PROMPT:
From the entries that follow, list every line in which the string "offset" appears.

PROVIDED MATERIAL:
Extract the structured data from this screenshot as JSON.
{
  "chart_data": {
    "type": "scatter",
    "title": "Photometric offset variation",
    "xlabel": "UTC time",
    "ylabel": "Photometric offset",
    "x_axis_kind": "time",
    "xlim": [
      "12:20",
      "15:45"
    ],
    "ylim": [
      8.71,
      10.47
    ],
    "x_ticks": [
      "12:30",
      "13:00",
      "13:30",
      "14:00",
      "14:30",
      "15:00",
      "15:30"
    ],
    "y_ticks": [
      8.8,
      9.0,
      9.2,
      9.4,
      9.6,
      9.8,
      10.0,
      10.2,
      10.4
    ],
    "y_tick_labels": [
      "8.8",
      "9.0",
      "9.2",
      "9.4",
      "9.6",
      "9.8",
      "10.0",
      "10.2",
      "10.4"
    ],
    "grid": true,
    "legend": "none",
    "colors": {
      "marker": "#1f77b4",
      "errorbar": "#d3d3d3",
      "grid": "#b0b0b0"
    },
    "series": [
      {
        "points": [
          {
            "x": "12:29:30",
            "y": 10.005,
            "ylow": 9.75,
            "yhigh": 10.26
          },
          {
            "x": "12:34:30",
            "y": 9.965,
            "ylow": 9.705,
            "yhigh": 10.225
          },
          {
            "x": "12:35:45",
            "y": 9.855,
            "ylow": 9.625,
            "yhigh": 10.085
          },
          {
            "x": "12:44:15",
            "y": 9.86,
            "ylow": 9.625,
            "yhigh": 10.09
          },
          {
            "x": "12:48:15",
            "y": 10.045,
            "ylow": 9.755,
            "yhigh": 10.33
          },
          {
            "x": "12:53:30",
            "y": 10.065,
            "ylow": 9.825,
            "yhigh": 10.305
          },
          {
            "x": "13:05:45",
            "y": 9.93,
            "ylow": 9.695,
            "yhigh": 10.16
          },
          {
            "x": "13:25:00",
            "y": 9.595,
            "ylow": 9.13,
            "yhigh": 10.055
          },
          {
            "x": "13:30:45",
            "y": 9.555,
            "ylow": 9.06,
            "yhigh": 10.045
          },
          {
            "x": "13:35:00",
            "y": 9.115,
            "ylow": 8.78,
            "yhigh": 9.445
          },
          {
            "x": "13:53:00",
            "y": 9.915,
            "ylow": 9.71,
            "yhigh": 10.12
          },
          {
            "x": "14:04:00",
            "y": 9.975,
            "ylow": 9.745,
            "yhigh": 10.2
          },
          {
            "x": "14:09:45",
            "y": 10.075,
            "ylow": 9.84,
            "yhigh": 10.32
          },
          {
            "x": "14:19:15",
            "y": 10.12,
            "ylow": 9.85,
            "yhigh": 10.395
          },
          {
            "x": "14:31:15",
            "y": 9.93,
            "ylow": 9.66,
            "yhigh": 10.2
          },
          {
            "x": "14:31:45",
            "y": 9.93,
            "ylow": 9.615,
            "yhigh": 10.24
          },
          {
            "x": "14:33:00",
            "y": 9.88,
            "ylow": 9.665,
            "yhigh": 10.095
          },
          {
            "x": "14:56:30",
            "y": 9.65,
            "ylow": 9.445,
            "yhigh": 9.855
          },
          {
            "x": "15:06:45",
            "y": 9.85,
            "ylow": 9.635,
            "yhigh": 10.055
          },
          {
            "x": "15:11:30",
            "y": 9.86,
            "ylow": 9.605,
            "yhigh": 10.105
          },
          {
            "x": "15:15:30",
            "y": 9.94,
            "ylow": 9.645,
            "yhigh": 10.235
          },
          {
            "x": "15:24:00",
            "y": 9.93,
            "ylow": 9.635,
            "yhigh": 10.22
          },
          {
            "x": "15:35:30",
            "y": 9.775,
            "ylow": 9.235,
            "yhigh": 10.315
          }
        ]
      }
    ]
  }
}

EXERCISE ANSWER:
    "title": "Photometric offset variation",
    "ylabel": "Photometric offset",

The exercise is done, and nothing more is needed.